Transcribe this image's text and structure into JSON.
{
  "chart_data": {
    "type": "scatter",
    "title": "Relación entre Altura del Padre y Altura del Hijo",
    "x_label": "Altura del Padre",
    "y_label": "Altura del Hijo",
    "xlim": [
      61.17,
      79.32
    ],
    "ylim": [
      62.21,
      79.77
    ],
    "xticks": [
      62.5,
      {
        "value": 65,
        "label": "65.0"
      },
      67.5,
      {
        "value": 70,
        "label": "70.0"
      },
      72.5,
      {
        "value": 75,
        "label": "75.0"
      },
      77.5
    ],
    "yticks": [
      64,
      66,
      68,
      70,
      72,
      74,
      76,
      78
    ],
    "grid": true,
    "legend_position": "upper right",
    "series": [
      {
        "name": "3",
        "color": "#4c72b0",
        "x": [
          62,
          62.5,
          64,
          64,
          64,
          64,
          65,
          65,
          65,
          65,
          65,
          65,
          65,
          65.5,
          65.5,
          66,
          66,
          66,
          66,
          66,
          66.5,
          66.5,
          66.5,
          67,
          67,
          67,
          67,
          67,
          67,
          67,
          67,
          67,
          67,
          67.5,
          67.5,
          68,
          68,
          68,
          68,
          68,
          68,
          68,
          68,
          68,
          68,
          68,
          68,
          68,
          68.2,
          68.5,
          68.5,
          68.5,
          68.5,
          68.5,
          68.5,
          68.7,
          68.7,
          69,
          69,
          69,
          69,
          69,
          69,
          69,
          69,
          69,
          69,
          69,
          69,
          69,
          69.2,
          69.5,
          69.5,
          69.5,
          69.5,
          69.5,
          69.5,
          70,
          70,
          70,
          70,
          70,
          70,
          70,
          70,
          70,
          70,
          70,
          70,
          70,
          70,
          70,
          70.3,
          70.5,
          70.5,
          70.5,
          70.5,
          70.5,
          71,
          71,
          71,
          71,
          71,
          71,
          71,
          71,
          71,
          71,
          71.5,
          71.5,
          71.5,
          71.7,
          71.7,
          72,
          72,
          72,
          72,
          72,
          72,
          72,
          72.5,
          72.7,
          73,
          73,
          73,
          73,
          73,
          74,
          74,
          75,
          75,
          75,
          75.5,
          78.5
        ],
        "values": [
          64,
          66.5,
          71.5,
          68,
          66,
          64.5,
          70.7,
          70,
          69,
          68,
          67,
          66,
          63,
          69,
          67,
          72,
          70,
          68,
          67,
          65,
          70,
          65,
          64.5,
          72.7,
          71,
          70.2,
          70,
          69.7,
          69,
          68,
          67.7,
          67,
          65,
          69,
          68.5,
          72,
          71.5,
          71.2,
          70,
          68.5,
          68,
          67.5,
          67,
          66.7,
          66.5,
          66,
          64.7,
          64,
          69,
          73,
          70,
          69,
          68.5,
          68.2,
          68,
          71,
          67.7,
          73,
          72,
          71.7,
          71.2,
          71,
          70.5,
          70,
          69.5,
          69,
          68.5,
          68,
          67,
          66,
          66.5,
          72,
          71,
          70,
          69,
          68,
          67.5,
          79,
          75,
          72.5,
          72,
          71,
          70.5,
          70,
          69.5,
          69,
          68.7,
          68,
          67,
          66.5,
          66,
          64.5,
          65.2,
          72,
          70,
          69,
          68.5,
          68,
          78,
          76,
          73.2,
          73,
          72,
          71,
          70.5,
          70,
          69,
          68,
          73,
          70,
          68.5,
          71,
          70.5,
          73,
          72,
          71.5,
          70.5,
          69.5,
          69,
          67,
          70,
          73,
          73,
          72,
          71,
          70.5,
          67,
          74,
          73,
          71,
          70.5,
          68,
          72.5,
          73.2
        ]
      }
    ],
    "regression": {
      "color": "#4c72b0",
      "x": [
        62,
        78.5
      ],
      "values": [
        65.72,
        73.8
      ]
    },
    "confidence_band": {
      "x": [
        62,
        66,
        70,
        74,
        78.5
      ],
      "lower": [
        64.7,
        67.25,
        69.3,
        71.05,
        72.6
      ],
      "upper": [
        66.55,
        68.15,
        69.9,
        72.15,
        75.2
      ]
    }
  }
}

▶ AIM OF THE EXERCISE:
Above are some records; extract every one of them exactly.

▶ ANSWER TO THE PROBLEM:
Transcribe this image's text and structure into JSON.
{
  "chart_data": {
    "type": "scatter",
    "title": "Relación entre Altura del Padre y Altura del Hijo",
    "x_label": "Altura del Padre",
    "y_label": "Altura del Hijo",
    "xlim": [
      61.17,
      79.32
    ],
    "ylim": [
      62.21,
      79.77
    ],
    "xticks": [
      62.5,
      {
        "value": 65,
        "label": "65.0"
      },
      67.5,
      {
        "value": 70,
        "label": "70.0"
      },
      72.5,
      {
        "value": 75,
        "label": "75.0"
      },
      77.5
    ],
    "yticks": [
      64,
      66,
      68,
      70,
      72,
      74,
      76,
      78
    ],
    "grid": true,
    "legend_position": "upper right",
    "series": [
      {
        "name": "3",
        "color": "#4c72b0",
        "x": [
          62,
          62.5,
          64,
          64,
          64,
          64,
          65,
          65,
          65,
          65,
          65,
          65,
          65,
          65.5,
          65.5,
          66,
          66,
          66,
          66,
          66,
          66.5,
          66.5,
          66.5,
          67,
          67,
          67,
          67,
          67,
          67,
          67,
          67,
          67,
          67,
          67.5,
          67.5,
          68,
          68,
          68,
          68,
          68,
          68,
          68,
          68,
          68,
          68,
          68,
          68,
          68,
          68.2,
          68.5,
          68.5,
          68.5,
          68.5,
          68.5,
          68.5,
          68.7,
          68.7,
          69,
          69,
          69,
          69,
          69,
          69,
          69,
          69,
          69,
          69,
          69,
          69,
          69,
          69.2,
          69.5,
          69.5,
          69.5,
          69.5,
          69.5,
          69.5,
          70,
          70,
          70,
          70,
          70,
          70,
          70,
          70,
          70,
          70,
          70,
          70,
          70,
          70,
          70,
          70.3,
          70.5,
          70.5,
          70.5,
          70.5,
          70.5,
          71,
          71,
          71,
          71,
          71,
          71,
          71,
          71,
          71,
          71,
          71.5,
          71.5,
          71.5,
          71.7,
          71.7,
          72,
          72,
          72,
          72,
          72,
          72,
          72,
          72.5,
          72.7,
          73,
          73,
          73,
          73,
          73,
          74,
          74,
          75,
          75,
          75,
          75.5,
          78.5
        ],
        "values": [
          64,
          66.5,
          71.5,
          68,
          66,
          64.5,
          70.7,
          70,
          69,
          68,
          67,
          66,
          63,
          69,
          67,
          72,
          70,
          68,
          67,
          65,
          70,
          65,
          64.5,
          72.7,
          71,
          70.2,
          70,
          69.7,
          69,
          68,
          67.7,
          67,
          65,
          69,
          68.5,
          72,
          71.5,
          71.2,
          70,
          68.5,
          68,
          67.5,
          67,
          66.7,
          66.5,
          66,
          64.7,
          64,
          69,
          73,
          70,
          69,
          68.5,
          68.2,
          68,
          71,
          67.7,
          73,
          72,
          71.7,
          71.2,
          71,
          70.5,
          70,
          69.5,
          69,
          68.5,
          68,
          67,
          66,
          66.5,
          72,
          71,
          70,
          69,
          68,
          67.5,
          79,
          75,
          72.5,
          72,
          71,
          70.5,
          70,
          69.5,
          69,
          68.7,
          68,
          67,
          66.5,
          66,
          64.5,
          65.2,
          72,
          70,
          69,
          68.5,
          68,
          78,
          76,
          73.2,
          73,
          72,
          71,
          70.5,
          70,
          69,
          68,
          73,
          70,
          68.5,
          71,
          70.5,
          73,
          72,
          71.5,
          70.5,
          69.5,
          69,
          67,
          70,
          73,
          73,
          72,
          71,
          70.5,
          67,
          74,
          73,
          71,
          70.5,
          68,
          72.5,
          73.2
        ]
      }
    ],
    "regression": {
      "color": "#4c72b0",
      "x": [
        62,
        78.5
      ],
      "values": [
        65.72,
        73.8
      ]
    },
    "confidence_band": {
      "x": [
        62,
        66,
        70,
        74,
        78.5
      ],
      "lower": [
        64.7,
        67.25,
        69.3,
        71.05,
        72.6
      ],
      "upper": [
        66.55,
        68.15,
        69.9,
        72.15,
        75.2
      ]
    }
  }
}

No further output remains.